Record excerpts -

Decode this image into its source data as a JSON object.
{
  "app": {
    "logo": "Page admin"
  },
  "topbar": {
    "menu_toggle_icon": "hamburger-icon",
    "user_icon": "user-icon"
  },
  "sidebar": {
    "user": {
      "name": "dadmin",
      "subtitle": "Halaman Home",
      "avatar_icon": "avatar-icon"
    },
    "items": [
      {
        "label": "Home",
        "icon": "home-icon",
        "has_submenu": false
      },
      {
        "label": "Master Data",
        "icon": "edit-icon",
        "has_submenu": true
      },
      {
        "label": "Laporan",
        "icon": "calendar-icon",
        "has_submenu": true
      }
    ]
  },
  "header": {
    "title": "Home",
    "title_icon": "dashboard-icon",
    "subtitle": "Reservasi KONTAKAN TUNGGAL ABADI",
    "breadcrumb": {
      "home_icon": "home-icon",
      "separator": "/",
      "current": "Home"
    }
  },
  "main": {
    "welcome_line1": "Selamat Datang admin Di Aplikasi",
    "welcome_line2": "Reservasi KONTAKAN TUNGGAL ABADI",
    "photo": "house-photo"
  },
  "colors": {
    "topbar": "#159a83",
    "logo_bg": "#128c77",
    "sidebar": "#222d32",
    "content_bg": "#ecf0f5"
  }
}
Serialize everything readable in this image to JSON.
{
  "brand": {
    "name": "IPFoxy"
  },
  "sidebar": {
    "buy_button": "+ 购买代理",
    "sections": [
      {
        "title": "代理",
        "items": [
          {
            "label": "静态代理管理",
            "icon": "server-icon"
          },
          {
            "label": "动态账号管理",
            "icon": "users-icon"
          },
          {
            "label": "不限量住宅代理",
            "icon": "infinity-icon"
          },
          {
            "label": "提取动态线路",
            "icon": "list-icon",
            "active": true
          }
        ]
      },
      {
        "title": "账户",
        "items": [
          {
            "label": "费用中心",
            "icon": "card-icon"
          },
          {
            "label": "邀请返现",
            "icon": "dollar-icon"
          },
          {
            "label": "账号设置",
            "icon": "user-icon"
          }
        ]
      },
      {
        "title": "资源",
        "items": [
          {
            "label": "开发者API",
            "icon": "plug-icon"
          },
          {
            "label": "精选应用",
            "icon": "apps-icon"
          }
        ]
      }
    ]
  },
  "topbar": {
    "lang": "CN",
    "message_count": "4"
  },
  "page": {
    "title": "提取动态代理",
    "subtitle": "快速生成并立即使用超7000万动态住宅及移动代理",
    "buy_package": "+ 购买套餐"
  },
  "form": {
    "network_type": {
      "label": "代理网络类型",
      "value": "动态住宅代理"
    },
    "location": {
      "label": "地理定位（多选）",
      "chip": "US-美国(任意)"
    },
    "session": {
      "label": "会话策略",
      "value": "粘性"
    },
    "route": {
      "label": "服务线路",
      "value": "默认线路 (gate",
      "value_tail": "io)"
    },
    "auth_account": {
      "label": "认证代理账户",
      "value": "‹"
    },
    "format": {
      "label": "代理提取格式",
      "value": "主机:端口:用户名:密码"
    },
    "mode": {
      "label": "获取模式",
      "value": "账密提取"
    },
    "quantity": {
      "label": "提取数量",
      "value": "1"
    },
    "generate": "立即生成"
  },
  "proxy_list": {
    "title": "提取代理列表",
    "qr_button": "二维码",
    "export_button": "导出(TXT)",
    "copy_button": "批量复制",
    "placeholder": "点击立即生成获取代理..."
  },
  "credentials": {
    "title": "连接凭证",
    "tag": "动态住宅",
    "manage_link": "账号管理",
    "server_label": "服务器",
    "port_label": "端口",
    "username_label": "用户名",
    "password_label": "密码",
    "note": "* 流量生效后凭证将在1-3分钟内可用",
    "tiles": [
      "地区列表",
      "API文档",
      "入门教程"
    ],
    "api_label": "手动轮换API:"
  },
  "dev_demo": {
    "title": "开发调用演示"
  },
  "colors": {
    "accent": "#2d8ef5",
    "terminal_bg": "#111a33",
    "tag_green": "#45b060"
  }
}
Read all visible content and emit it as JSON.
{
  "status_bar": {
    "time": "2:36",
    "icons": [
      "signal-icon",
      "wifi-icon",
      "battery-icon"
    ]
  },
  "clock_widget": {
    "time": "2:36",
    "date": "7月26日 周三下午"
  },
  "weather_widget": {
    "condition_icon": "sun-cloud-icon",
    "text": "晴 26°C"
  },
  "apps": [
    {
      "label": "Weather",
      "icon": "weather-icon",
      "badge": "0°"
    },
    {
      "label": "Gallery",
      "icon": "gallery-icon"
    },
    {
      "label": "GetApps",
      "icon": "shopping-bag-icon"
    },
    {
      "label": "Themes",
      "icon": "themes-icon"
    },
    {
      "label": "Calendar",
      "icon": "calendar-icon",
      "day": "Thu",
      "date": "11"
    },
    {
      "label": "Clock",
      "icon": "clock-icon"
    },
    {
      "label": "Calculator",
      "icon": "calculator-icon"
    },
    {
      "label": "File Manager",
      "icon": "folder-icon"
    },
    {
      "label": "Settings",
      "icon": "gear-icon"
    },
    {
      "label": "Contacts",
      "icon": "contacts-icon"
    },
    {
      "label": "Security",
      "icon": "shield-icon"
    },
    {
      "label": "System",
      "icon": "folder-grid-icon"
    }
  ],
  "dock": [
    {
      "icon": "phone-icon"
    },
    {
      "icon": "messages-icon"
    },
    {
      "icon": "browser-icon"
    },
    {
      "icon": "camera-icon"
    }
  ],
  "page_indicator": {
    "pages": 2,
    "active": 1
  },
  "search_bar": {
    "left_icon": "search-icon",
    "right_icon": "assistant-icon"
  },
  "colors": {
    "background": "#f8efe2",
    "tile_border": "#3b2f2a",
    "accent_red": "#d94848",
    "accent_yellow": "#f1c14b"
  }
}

Task to carry out - Look through the material and copy each line that has "image".

Output of the exercise -
Decode this image into its source data as a JSON object.
Serialize everything readable in this image to JSON.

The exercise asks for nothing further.